[What is required] Say how many lines of these entries include the word "voltage", and answer with the number alone.

A block of data:
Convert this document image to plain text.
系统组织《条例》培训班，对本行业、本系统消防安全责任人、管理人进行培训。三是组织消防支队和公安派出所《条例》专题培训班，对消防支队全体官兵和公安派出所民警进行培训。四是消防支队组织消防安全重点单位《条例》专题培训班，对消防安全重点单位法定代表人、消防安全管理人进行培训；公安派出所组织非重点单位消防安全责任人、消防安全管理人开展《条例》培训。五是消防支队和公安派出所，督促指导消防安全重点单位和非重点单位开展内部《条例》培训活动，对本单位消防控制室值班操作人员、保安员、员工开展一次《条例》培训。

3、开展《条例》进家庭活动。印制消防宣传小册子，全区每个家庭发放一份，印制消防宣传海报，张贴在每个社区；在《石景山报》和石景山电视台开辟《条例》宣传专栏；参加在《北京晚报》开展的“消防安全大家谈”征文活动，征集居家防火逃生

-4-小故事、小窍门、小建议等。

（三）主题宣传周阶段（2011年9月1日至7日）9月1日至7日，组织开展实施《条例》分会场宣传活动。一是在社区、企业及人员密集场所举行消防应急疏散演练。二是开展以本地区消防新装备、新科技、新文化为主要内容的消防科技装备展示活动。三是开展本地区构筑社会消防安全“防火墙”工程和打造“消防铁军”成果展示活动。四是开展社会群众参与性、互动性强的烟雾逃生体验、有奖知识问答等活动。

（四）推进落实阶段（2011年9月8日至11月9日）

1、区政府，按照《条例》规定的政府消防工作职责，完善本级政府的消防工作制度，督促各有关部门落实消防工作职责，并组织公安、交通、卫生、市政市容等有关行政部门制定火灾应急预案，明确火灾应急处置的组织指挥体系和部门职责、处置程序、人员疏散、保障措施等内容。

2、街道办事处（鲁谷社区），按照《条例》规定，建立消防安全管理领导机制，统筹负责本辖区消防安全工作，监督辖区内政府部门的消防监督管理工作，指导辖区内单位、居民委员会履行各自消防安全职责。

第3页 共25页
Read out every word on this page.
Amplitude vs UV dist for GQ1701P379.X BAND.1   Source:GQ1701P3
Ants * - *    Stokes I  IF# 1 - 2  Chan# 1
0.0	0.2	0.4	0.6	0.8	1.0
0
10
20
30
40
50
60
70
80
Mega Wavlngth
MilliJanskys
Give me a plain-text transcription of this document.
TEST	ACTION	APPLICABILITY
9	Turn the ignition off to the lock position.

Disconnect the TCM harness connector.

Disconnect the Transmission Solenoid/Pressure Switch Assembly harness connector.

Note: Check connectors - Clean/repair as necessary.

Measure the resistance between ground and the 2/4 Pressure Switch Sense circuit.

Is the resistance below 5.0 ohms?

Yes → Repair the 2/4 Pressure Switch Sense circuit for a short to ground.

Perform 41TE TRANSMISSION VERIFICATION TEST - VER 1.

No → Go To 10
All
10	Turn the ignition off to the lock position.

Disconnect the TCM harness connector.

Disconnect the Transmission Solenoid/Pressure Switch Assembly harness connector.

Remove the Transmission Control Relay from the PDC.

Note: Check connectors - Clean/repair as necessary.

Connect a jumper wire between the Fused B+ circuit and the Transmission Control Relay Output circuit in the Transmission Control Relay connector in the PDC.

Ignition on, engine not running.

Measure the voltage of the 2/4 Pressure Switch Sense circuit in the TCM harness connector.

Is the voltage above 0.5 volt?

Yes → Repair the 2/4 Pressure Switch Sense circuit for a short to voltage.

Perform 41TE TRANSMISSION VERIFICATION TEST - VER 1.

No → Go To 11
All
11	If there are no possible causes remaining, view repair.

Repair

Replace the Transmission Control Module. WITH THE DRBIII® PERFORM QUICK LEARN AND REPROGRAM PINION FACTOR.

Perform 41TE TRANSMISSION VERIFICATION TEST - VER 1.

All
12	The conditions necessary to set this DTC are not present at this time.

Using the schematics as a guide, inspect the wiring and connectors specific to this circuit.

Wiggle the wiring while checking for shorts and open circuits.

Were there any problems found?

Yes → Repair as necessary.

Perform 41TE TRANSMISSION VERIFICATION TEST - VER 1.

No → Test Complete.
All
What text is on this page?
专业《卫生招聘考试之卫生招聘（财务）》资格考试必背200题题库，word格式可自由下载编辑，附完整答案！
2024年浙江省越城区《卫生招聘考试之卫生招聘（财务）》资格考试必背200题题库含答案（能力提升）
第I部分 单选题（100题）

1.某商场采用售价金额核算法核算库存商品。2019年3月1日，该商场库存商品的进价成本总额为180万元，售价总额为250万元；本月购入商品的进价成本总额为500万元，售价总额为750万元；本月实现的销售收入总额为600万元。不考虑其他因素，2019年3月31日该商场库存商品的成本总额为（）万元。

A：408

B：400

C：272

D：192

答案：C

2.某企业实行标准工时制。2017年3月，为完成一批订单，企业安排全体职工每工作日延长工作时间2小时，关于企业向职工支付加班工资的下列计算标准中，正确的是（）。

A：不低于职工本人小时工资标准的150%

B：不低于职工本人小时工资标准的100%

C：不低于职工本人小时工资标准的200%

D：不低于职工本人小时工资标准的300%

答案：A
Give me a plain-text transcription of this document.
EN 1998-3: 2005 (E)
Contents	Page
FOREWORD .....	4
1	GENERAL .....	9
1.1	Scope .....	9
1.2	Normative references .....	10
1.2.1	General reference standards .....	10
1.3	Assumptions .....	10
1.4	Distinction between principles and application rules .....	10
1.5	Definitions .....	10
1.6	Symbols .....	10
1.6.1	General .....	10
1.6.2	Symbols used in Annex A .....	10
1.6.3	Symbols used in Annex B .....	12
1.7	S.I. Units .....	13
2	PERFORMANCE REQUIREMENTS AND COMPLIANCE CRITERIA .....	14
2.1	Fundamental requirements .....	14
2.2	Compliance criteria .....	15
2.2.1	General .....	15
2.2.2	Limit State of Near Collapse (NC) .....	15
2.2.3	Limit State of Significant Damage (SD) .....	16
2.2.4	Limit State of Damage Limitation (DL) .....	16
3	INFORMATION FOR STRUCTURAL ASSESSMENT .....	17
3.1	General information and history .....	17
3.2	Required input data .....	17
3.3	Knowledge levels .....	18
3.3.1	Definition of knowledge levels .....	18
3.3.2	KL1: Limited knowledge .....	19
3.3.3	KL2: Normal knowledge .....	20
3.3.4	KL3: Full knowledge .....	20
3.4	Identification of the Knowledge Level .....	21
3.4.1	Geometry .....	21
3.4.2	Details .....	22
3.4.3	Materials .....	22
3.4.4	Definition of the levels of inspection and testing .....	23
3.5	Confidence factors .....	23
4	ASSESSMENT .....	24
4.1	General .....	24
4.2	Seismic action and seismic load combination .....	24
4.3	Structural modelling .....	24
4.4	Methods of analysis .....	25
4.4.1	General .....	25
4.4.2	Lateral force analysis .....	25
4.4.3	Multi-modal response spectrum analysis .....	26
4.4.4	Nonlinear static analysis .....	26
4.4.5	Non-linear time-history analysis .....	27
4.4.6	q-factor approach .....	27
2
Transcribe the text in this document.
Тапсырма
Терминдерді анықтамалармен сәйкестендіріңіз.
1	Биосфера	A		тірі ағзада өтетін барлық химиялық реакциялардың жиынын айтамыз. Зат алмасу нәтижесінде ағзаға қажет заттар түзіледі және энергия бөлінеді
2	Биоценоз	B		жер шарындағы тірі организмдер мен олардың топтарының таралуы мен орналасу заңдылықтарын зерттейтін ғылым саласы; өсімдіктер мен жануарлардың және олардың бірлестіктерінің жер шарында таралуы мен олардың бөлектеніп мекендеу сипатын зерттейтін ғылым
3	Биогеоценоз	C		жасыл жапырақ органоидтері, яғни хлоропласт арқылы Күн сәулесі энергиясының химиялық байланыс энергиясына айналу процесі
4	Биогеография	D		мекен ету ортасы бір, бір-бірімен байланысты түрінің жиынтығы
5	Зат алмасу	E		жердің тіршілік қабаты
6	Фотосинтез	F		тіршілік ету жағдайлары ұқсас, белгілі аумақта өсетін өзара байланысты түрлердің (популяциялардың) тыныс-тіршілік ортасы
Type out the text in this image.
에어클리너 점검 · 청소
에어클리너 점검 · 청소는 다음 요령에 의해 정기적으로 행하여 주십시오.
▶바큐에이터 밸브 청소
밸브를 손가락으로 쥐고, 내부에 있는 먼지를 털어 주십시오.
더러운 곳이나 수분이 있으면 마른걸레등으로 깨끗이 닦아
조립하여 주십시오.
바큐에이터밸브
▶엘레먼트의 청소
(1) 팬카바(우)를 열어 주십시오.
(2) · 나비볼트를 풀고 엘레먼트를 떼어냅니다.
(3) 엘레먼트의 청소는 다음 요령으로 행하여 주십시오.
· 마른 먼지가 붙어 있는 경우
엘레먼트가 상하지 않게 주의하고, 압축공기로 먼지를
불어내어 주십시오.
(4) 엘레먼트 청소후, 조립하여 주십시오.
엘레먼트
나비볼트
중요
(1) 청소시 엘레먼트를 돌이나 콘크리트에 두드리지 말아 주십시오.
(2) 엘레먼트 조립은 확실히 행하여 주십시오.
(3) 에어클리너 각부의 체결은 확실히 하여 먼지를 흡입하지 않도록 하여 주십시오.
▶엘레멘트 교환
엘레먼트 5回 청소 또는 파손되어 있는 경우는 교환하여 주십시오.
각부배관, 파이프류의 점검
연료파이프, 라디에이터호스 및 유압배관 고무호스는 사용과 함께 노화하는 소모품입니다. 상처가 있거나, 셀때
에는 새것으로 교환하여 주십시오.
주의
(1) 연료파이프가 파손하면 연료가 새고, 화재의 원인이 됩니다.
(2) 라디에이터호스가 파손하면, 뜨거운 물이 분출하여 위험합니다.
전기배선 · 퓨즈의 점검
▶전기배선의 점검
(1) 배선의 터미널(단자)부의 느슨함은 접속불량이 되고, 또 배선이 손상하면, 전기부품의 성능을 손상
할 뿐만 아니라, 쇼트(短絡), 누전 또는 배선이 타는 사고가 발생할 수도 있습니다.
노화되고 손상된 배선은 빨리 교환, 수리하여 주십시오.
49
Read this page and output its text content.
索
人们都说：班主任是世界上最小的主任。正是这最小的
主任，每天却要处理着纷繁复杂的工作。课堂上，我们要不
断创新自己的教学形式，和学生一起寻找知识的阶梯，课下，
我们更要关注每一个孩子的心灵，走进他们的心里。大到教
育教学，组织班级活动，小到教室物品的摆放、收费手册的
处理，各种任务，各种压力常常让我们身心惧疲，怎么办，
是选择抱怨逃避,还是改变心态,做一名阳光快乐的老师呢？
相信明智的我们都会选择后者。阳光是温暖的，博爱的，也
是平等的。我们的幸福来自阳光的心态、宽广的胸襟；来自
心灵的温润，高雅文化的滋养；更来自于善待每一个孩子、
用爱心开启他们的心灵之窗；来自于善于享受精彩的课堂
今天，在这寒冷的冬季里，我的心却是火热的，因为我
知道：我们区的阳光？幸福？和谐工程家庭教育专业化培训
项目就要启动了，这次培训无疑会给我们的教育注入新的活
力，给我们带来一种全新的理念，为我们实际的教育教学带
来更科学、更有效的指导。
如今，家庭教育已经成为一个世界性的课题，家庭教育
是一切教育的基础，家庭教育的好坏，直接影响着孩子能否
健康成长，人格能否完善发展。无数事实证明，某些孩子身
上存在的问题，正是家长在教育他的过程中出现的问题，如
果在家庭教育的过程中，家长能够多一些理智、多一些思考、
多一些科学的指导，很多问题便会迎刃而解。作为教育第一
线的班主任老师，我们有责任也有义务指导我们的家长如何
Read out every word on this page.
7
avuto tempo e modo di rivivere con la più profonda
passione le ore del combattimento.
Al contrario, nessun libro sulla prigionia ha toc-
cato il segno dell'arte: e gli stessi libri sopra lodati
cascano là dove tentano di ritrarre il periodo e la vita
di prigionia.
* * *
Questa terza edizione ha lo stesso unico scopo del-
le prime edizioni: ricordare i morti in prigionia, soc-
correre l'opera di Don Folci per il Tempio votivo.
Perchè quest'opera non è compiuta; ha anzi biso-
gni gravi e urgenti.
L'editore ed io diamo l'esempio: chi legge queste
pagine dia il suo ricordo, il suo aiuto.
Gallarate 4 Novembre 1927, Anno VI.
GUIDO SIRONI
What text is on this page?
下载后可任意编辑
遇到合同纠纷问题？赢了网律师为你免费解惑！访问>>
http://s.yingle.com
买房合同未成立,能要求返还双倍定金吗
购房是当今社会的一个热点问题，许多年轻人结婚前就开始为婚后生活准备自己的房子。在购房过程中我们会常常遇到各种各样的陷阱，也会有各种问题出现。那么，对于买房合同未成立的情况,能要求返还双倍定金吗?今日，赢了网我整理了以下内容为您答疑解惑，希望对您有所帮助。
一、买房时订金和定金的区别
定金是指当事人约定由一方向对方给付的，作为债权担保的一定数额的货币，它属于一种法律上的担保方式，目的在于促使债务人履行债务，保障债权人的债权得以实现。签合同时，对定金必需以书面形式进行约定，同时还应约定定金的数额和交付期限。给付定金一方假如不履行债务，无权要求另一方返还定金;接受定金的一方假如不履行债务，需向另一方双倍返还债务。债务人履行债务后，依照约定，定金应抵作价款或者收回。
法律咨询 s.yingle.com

[Final result] 3